Find each line with "structured" and copy it.

========

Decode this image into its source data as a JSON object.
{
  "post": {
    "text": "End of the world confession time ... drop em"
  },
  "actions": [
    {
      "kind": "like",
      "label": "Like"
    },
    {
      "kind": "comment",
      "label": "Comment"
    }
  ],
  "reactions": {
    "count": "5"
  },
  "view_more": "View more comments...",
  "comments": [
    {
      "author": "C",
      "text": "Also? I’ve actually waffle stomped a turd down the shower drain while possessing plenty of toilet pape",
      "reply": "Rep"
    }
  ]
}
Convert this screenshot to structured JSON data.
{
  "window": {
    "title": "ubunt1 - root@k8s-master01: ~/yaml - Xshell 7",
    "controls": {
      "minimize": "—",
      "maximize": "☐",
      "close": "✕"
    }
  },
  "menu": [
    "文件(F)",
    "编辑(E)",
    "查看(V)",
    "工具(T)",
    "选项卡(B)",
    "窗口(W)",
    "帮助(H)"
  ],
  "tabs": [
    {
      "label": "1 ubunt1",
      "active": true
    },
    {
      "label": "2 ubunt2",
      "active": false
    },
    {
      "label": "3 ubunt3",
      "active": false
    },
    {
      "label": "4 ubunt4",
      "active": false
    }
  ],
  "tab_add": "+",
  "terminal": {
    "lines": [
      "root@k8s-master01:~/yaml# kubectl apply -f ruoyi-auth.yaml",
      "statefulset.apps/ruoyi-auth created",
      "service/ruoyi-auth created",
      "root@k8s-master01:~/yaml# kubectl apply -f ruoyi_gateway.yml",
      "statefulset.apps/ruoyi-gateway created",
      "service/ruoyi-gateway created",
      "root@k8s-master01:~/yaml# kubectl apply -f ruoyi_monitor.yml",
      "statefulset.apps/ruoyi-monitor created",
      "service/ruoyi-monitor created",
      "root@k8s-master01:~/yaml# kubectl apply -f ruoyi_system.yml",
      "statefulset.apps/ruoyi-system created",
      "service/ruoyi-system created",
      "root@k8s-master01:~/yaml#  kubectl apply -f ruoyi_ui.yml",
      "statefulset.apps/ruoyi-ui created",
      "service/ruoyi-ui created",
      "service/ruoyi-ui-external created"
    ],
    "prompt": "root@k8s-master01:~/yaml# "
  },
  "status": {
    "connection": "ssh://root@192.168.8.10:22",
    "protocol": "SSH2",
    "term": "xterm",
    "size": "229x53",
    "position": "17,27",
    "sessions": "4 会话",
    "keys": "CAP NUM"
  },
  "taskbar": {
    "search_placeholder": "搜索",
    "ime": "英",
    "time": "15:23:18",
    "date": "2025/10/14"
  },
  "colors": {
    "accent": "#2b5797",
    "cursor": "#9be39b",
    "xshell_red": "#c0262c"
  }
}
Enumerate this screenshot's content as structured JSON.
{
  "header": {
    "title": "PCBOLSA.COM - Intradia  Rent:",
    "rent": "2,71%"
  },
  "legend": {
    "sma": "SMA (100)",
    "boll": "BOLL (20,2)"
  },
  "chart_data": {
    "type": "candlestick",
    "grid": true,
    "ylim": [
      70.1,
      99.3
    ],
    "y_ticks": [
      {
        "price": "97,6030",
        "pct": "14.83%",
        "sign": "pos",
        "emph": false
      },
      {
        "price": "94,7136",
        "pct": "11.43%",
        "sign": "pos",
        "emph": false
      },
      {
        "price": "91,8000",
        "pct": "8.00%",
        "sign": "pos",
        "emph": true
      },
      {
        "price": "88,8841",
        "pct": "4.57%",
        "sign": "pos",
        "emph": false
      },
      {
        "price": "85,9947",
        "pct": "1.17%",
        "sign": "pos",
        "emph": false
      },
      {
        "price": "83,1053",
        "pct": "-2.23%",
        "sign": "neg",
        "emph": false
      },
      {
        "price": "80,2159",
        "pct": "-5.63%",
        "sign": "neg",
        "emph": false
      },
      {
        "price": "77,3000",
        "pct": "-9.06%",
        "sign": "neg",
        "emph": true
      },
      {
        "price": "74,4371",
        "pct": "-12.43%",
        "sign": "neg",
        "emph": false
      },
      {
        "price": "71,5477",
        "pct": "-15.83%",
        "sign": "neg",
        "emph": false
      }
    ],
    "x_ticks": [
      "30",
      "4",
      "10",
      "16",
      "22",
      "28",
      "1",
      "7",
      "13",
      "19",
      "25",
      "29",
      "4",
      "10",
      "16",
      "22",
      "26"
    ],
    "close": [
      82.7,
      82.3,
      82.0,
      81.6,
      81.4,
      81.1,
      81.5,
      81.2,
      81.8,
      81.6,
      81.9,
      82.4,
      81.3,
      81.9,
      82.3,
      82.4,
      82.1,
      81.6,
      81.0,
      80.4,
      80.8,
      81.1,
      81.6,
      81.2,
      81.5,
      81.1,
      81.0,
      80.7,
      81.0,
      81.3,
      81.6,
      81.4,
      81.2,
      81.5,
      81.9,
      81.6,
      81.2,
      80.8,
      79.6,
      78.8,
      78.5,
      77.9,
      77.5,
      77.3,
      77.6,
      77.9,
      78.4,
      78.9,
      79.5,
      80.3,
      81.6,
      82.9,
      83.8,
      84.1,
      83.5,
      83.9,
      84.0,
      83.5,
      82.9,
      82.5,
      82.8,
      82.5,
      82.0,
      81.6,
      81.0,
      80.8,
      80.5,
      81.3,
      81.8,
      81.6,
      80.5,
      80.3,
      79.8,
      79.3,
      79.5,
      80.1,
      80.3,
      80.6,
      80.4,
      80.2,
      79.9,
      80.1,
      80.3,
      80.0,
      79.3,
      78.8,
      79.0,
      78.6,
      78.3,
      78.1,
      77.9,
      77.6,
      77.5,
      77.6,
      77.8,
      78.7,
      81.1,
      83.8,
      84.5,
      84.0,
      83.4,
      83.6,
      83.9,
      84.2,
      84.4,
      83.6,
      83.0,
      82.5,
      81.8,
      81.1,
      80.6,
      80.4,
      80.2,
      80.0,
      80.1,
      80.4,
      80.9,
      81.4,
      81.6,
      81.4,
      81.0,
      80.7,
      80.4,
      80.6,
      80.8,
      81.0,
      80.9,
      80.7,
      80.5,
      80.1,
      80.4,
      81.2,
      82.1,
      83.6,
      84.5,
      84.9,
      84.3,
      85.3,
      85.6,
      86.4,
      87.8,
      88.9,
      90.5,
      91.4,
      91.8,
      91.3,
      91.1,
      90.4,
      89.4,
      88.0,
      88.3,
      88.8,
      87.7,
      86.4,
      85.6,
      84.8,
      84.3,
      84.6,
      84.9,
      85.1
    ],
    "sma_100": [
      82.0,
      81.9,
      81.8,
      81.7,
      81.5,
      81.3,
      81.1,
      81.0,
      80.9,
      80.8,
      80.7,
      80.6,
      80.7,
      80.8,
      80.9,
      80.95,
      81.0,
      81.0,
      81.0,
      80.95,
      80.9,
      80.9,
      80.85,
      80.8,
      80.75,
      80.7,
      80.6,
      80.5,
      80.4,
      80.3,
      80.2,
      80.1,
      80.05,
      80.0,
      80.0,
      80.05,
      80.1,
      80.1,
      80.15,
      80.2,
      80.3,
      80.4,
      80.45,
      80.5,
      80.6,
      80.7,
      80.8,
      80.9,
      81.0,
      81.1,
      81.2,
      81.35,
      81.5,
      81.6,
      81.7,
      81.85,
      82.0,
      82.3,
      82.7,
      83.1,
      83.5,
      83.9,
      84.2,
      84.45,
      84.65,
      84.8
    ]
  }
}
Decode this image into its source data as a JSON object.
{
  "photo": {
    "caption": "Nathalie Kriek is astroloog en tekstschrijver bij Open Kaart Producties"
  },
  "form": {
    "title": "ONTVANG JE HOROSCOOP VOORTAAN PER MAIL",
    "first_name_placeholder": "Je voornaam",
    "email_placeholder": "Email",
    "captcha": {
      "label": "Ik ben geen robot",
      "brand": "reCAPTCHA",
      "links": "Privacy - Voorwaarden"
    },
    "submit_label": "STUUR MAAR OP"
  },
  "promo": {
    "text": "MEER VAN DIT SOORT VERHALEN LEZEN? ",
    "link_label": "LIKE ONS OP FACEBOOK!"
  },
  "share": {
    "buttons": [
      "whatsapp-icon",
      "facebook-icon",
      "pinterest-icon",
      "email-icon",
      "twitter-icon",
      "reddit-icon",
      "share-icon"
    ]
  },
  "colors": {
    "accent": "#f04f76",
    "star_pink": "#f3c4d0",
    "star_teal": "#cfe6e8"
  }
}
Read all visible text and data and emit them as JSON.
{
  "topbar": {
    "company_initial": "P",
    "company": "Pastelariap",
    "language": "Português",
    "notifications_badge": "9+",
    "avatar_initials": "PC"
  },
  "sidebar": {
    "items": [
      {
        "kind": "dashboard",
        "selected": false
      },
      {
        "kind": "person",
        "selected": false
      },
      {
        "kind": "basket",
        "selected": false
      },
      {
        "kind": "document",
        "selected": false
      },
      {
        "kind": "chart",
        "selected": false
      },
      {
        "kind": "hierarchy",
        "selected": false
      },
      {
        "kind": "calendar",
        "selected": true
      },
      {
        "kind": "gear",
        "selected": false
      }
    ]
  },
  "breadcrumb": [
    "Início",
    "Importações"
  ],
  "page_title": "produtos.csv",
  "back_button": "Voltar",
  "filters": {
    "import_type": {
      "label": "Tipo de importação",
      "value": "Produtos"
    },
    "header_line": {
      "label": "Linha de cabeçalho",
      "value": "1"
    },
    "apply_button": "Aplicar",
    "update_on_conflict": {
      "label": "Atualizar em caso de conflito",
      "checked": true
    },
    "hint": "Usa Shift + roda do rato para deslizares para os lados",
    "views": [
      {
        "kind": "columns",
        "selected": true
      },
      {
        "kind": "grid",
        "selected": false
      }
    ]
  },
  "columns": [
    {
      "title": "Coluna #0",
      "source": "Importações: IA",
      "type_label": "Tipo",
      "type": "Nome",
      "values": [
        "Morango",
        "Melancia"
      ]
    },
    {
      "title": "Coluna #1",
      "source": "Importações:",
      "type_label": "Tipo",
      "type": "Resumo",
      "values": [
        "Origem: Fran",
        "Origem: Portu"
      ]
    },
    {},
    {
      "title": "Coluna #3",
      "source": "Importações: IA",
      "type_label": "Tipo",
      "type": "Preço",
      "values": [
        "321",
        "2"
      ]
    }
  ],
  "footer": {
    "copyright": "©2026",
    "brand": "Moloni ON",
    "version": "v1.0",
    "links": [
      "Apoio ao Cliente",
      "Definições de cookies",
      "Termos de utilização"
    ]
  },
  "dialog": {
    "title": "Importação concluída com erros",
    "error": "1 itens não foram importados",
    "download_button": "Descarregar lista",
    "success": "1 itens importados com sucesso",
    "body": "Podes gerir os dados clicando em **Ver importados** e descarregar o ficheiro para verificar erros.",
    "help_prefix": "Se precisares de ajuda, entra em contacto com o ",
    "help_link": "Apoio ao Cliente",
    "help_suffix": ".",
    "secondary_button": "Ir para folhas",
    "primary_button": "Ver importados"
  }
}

========

*Exercise answer*:
Convert this screenshot to structured JSON data.
Enumerate this screenshot's content as structured JSON.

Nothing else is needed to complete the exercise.